# TASK STATEMENT
Each line below should be quoted exactly, please.

╭─ INFORMATION PROVIDED

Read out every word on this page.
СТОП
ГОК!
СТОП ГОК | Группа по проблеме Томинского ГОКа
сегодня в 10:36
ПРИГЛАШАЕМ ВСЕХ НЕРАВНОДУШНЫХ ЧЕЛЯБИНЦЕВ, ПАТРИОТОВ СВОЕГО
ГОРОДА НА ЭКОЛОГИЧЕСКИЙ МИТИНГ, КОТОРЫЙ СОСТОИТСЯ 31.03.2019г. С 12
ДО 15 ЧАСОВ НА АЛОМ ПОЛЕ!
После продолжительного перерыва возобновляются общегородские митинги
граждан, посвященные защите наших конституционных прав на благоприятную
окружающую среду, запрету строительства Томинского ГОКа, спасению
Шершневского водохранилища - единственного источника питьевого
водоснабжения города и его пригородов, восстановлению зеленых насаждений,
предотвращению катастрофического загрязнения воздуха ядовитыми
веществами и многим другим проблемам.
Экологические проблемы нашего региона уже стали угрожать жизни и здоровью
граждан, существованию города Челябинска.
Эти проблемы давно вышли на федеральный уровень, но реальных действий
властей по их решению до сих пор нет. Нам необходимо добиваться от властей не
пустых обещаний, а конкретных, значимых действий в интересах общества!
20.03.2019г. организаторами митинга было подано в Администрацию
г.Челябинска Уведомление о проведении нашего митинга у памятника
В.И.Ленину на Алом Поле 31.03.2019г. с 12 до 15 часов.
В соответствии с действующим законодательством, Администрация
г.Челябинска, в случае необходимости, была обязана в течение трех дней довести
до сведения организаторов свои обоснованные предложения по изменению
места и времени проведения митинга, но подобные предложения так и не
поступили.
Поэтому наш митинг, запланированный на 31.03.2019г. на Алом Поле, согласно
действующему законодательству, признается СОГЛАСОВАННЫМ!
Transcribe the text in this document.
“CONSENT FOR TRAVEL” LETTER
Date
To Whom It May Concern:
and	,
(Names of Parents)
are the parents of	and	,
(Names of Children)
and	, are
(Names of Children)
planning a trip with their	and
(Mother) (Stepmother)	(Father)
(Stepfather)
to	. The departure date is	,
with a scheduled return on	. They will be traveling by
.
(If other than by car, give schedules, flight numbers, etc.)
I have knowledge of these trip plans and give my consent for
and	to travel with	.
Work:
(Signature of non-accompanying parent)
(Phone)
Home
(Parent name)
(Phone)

╰─

# TASK RESPONSE
Read out every word on this page.
СТОП
ГОК!
СТОП ГОК | Группа по проблеме Томинского ГОКа
сегодня в 10:36
ПРИГЛАШАЕМ ВСЕХ НЕРАВНОДУШНЫХ ЧЕЛЯБИНЦЕВ, ПАТРИОТОВ СВОЕГО
ГОРОДА НА ЭКОЛОГИЧЕСКИЙ МИТИНГ, КОТОРЫЙ СОСТОИТСЯ 31.03.2019г. С 12
ДО 15 ЧАСОВ НА АЛОМ ПОЛЕ!
После продолжительного перерыва возобновляются общегородские митинги
граждан, посвященные защите наших конституционных прав на благоприятную
окружающую среду, запрету строительства Томинского ГОКа, спасению
Шершневского водохранилища - единственного источника питьевого
водоснабжения города и его пригородов, восстановлению зеленых насаждений,
предотвращению катастрофического загрязнения воздуха ядовитыми
веществами и многим другим проблемам.
Экологические проблемы нашего региона уже стали угрожать жизни и здоровью
граждан, существованию города Челябинска.
Эти проблемы давно вышли на федеральный уровень, но реальных действий
властей по их решению до сих пор нет. Нам необходимо добиваться от властей не
пустых обещаний, а конкретных, значимых действий в интересах общества!
20.03.2019г. организаторами митинга было подано в Администрацию
г.Челябинска Уведомление о проведении нашего митинга у памятника
В.И.Ленину на Алом Поле 31.03.2019г. с 12 до 15 часов.
В соответствии с действующим законодательством, Администрация
г.Челябинска, в случае необходимости, была обязана в течение трех дней довести
до сведения организаторов свои обоснованные предложения по изменению
места и времени проведения митинга, но подобные предложения так и не
поступили.
Поэтому наш митинг, запланированный на 31.03.2019г. на Алом Поле, согласно
действующему законодательству, признается СОГЛАСОВАННЫМ!
Transcribe the text in this document.
“CONSENT FOR TRAVEL” LETTER
Date
To Whom It May Concern:
and	,
(Names of Parents)
are the parents of	and	,
(Names of Children)
and	, are
(Names of Children)
planning a trip with their	and
(Mother) (Stepmother)	(Father)
(Stepfather)
to	. The departure date is	,
with a scheduled return on	. They will be traveling by
.
(If other than by car, give schedules, flight numbers, etc.)
I have knowledge of these trip plans and give my consent for
and	to travel with	.
Work:
(Signature of non-accompanying parent)
(Phone)
Home
(Parent name)
(Phone)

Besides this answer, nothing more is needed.